* **Task**:
Exactly reproduce each record listed below.

* **Data provided**:

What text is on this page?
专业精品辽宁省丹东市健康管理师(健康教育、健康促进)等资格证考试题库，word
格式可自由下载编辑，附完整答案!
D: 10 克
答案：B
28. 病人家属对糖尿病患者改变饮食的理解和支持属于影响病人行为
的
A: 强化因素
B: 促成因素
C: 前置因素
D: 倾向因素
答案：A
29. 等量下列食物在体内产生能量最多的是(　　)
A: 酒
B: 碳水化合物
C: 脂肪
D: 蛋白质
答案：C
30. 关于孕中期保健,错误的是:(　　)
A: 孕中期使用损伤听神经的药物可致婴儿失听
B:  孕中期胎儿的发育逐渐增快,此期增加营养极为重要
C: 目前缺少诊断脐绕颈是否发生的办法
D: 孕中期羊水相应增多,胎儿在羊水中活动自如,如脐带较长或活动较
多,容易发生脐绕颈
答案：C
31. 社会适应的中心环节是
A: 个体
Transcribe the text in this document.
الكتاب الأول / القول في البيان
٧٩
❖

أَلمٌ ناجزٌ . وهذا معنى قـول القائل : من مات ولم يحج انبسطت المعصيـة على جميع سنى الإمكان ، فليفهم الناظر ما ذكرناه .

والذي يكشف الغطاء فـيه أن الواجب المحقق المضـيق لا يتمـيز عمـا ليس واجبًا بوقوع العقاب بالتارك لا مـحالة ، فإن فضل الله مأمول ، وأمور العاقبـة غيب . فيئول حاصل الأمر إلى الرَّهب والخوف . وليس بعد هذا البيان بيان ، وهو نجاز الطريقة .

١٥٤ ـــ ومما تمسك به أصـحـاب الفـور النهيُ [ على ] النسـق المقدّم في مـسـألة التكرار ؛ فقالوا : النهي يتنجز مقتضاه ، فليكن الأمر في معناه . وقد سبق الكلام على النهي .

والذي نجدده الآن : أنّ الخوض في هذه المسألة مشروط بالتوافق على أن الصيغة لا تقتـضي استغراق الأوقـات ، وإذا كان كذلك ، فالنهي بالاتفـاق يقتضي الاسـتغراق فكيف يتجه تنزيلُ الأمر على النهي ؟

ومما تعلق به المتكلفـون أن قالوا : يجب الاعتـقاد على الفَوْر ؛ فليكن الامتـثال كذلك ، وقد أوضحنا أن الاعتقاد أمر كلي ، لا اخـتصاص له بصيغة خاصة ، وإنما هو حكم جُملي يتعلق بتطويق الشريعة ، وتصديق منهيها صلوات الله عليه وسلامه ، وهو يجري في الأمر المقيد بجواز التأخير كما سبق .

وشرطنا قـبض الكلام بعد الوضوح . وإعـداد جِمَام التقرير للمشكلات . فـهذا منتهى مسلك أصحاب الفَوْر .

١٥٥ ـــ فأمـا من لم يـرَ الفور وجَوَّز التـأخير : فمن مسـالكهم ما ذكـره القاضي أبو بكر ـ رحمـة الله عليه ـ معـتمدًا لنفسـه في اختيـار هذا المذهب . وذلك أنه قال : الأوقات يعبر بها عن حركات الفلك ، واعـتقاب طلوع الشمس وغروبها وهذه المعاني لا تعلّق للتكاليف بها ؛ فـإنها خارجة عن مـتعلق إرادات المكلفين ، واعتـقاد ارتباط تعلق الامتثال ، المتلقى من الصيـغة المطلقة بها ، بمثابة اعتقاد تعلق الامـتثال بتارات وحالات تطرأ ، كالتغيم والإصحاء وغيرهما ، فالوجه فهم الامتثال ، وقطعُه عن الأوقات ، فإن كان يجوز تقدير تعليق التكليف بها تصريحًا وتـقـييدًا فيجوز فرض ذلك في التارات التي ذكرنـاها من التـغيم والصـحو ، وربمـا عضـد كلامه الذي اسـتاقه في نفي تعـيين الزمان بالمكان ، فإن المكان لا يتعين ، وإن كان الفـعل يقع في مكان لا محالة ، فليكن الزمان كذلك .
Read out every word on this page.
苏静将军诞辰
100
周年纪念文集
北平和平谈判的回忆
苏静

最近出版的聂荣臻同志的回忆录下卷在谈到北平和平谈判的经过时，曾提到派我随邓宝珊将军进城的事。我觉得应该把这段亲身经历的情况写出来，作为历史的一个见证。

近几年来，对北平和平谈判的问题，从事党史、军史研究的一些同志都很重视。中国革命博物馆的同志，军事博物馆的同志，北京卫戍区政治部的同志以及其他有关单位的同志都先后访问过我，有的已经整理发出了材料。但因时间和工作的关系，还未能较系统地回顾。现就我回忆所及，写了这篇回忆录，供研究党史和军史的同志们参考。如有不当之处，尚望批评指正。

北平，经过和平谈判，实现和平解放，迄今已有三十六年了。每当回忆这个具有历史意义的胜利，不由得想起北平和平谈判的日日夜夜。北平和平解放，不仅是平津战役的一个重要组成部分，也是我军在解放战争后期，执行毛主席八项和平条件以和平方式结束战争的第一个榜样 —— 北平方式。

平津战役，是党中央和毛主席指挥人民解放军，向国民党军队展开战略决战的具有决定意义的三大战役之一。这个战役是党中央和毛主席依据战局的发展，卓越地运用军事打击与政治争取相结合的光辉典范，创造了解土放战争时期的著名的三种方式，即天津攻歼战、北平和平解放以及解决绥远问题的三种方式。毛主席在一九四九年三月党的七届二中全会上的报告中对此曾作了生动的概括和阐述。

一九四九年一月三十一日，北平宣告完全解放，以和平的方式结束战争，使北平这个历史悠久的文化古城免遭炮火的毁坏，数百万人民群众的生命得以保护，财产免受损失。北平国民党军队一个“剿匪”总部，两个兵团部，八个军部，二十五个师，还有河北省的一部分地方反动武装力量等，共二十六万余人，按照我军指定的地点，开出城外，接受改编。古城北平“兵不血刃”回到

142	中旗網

* **Reply**:
What text is on this page?
专业精品辽宁省丹东市健康管理师(健康教育、健康促进)等资格证考试题库，word
格式可自由下载编辑，附完整答案!
D: 10 克
答案：B
28. 病人家属对糖尿病患者改变饮食的理解和支持属于影响病人行为
的
A: 强化因素
B: 促成因素
C: 前置因素
D: 倾向因素
答案：A
29. 等量下列食物在体内产生能量最多的是(　　)
A: 酒
B: 碳水化合物
C: 脂肪
D: 蛋白质
答案：C
30. 关于孕中期保健,错误的是:(　　)
A: 孕中期使用损伤听神经的药物可致婴儿失听
B:  孕中期胎儿的发育逐渐增快,此期增加营养极为重要
C: 目前缺少诊断脐绕颈是否发生的办法
D: 孕中期羊水相应增多,胎儿在羊水中活动自如,如脐带较长或活动较
多,容易发生脐绕颈
答案：C
31. 社会适应的中心环节是
A: 个体
Transcribe the text in this document.
الكتاب الأول / القول في البيان
٧٩
❖

أَلمٌ ناجزٌ . وهذا معنى قـول القائل : من مات ولم يحج انبسطت المعصيـة على جميع سنى الإمكان ، فليفهم الناظر ما ذكرناه .

والذي يكشف الغطاء فـيه أن الواجب المحقق المضـيق لا يتمـيز عمـا ليس واجبًا بوقوع العقاب بالتارك لا مـحالة ، فإن فضل الله مأمول ، وأمور العاقبـة غيب . فيئول حاصل الأمر إلى الرَّهب والخوف . وليس بعد هذا البيان بيان ، وهو نجاز الطريقة .

١٥٤ ـــ ومما تمسك به أصـحـاب الفـور النهيُ [ على ] النسـق المقدّم في مـسـألة التكرار ؛ فقالوا : النهي يتنجز مقتضاه ، فليكن الأمر في معناه . وقد سبق الكلام على النهي .

والذي نجدده الآن : أنّ الخوض في هذه المسألة مشروط بالتوافق على أن الصيغة لا تقتـضي استغراق الأوقـات ، وإذا كان كذلك ، فالنهي بالاتفـاق يقتضي الاسـتغراق فكيف يتجه تنزيلُ الأمر على النهي ؟

ومما تعلق به المتكلفـون أن قالوا : يجب الاعتـقاد على الفَوْر ؛ فليكن الامتـثال كذلك ، وقد أوضحنا أن الاعتقاد أمر كلي ، لا اخـتصاص له بصيغة خاصة ، وإنما هو حكم جُملي يتعلق بتطويق الشريعة ، وتصديق منهيها صلوات الله عليه وسلامه ، وهو يجري في الأمر المقيد بجواز التأخير كما سبق .

وشرطنا قـبض الكلام بعد الوضوح . وإعـداد جِمَام التقرير للمشكلات . فـهذا منتهى مسلك أصحاب الفَوْر .

١٥٥ ـــ فأمـا من لم يـرَ الفور وجَوَّز التـأخير : فمن مسـالكهم ما ذكـره القاضي أبو بكر ـ رحمـة الله عليه ـ معـتمدًا لنفسـه في اختيـار هذا المذهب . وذلك أنه قال : الأوقات يعبر بها عن حركات الفلك ، واعـتقاب طلوع الشمس وغروبها وهذه المعاني لا تعلّق للتكاليف بها ؛ فـإنها خارجة عن مـتعلق إرادات المكلفين ، واعتـقاد ارتباط تعلق الامتثال ، المتلقى من الصيـغة المطلقة بها ، بمثابة اعتقاد تعلق الامـتثال بتارات وحالات تطرأ ، كالتغيم والإصحاء وغيرهما ، فالوجه فهم الامتثال ، وقطعُه عن الأوقات ، فإن كان يجوز تقدير تعليق التكليف بها تصريحًا وتـقـييدًا فيجوز فرض ذلك في التارات التي ذكرنـاها من التـغيم والصـحو ، وربمـا عضـد كلامه الذي اسـتاقه في نفي تعـيين الزمان بالمكان ، فإن المكان لا يتعين ، وإن كان الفـعل يقع في مكان لا محالة ، فليكن الزمان كذلك .
Read out every word on this page.
苏静将军诞辰
100
周年纪念文集
北平和平谈判的回忆
苏静

最近出版的聂荣臻同志的回忆录下卷在谈到北平和平谈判的经过时，曾提到派我随邓宝珊将军进城的事。我觉得应该把这段亲身经历的情况写出来，作为历史的一个见证。

近几年来，对北平和平谈判的问题，从事党史、军史研究的一些同志都很重视。中国革命博物馆的同志，军事博物馆的同志，北京卫戍区政治部的同志以及其他有关单位的同志都先后访问过我，有的已经整理发出了材料。但因时间和工作的关系，还未能较系统地回顾。现就我回忆所及，写了这篇回忆录，供研究党史和军史的同志们参考。如有不当之处，尚望批评指正。

北平，经过和平谈判，实现和平解放，迄今已有三十六年了。每当回忆这个具有历史意义的胜利，不由得想起北平和平谈判的日日夜夜。北平和平解放，不仅是平津战役的一个重要组成部分，也是我军在解放战争后期，执行毛主席八项和平条件以和平方式结束战争的第一个榜样 —— 北平方式。

平津战役，是党中央和毛主席指挥人民解放军，向国民党军队展开战略决战的具有决定意义的三大战役之一。这个战役是党中央和毛主席依据战局的发展，卓越地运用军事打击与政治争取相结合的光辉典范，创造了解土放战争时期的著名的三种方式，即天津攻歼战、北平和平解放以及解决绥远问题的三种方式。毛主席在一九四九年三月党的七届二中全会上的报告中对此曾作了生动的概括和阐述。

一九四九年一月三十一日，北平宣告完全解放，以和平的方式结束战争，使北平这个历史悠久的文化古城免遭炮火的毁坏，数百万人民群众的生命得以保护，财产免受损失。北平国民党军队一个“剿匪”总部，两个兵团部，八个军部，二十五个师，还有河北省的一部分地方反动武装力量等，共二十六万余人，按照我军指定的地点，开出城外，接受改编。古城北平“兵不血刃”回到

142	中旗網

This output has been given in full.